>> Begin SUPPLIED RECORDS

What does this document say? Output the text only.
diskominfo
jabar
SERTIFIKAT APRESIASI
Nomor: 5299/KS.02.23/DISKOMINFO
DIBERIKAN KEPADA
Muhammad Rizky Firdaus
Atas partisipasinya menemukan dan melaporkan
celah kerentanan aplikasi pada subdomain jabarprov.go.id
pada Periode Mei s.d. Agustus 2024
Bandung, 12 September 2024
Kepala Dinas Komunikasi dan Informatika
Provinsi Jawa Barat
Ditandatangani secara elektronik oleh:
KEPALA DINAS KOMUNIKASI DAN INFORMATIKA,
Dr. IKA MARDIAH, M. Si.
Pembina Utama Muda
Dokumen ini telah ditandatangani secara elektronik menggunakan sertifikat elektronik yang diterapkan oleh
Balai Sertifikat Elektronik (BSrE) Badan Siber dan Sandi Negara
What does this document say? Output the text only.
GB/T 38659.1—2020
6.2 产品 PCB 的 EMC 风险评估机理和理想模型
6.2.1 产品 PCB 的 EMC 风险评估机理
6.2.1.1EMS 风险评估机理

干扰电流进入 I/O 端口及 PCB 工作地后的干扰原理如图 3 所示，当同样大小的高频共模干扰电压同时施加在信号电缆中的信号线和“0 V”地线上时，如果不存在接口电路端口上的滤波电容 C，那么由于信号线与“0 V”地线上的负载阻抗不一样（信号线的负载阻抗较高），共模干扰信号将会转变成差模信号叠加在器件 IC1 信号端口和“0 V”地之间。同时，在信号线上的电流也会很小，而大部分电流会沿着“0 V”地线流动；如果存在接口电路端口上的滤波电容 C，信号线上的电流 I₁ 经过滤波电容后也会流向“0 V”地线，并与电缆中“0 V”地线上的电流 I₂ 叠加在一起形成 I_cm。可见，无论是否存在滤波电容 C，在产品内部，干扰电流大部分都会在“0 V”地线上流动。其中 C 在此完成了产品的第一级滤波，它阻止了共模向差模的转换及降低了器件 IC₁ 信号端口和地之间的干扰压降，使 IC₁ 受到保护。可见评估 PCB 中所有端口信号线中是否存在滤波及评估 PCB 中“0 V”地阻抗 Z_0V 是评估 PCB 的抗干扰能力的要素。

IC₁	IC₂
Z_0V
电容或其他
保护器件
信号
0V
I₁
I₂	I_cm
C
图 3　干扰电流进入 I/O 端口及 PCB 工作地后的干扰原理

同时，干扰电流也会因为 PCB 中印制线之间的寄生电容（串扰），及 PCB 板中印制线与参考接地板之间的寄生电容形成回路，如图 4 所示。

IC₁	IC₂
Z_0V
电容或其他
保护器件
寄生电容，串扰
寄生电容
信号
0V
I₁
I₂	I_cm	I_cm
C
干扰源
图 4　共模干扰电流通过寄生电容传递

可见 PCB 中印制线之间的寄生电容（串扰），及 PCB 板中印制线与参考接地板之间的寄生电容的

>> End SUPPLIED RECORDS

DIRECTIONS FOR THIS TASK: Without leaving anything out, quote all the data.

EXPECTED ANSWER:
What does this document say? Output the text only.
diskominfo
jabar
SERTIFIKAT APRESIASI
Nomor: 5299/KS.02.23/DISKOMINFO
DIBERIKAN KEPADA
Muhammad Rizky Firdaus
Atas partisipasinya menemukan dan melaporkan
celah kerentanan aplikasi pada subdomain jabarprov.go.id
pada Periode Mei s.d. Agustus 2024
Bandung, 12 September 2024
Kepala Dinas Komunikasi dan Informatika
Provinsi Jawa Barat
Ditandatangani secara elektronik oleh:
KEPALA DINAS KOMUNIKASI DAN INFORMATIKA,
Dr. IKA MARDIAH, M. Si.
Pembina Utama Muda
Dokumen ini telah ditandatangani secara elektronik menggunakan sertifikat elektronik yang diterapkan oleh
Balai Sertifikat Elektronik (BSrE) Badan Siber dan Sandi Negara
What does this document say? Output the text only.
GB/T 38659.1—2020
6.2 产品 PCB 的 EMC 风险评估机理和理想模型
6.2.1 产品 PCB 的 EMC 风险评估机理
6.2.1.1EMS 风险评估机理

干扰电流进入 I/O 端口及 PCB 工作地后的干扰原理如图 3 所示，当同样大小的高频共模干扰电压同时施加在信号电缆中的信号线和“0 V”地线上时，如果不存在接口电路端口上的滤波电容 C，那么由于信号线与“0 V”地线上的负载阻抗不一样（信号线的负载阻抗较高），共模干扰信号将会转变成差模信号叠加在器件 IC1 信号端口和“0 V”地之间。同时，在信号线上的电流也会很小，而大部分电流会沿着“0 V”地线流动；如果存在接口电路端口上的滤波电容 C，信号线上的电流 I₁ 经过滤波电容后也会流向“0 V”地线，并与电缆中“0 V”地线上的电流 I₂ 叠加在一起形成 I_cm。可见，无论是否存在滤波电容 C，在产品内部，干扰电流大部分都会在“0 V”地线上流动。其中 C 在此完成了产品的第一级滤波，它阻止了共模向差模的转换及降低了器件 IC₁ 信号端口和地之间的干扰压降，使 IC₁ 受到保护。可见评估 PCB 中所有端口信号线中是否存在滤波及评估 PCB 中“0 V”地阻抗 Z_0V 是评估 PCB 的抗干扰能力的要素。

IC₁	IC₂
Z_0V
电容或其他
保护器件
信号
0V
I₁
I₂	I_cm
C
图 3　干扰电流进入 I/O 端口及 PCB 工作地后的干扰原理

同时，干扰电流也会因为 PCB 中印制线之间的寄生电容（串扰），及 PCB 板中印制线与参考接地板之间的寄生电容形成回路，如图 4 所示。

IC₁	IC₂
Z_0V
电容或其他
保护器件
寄生电容，串扰
寄生电容
信号
0V
I₁
I₂	I_cm	I_cm
C
干扰源
图 4　共模干扰电流通过寄生电容传递

可见 PCB 中印制线之间的寄生电容（串扰），及 PCB 板中印制线与参考接地板之间的寄生电容的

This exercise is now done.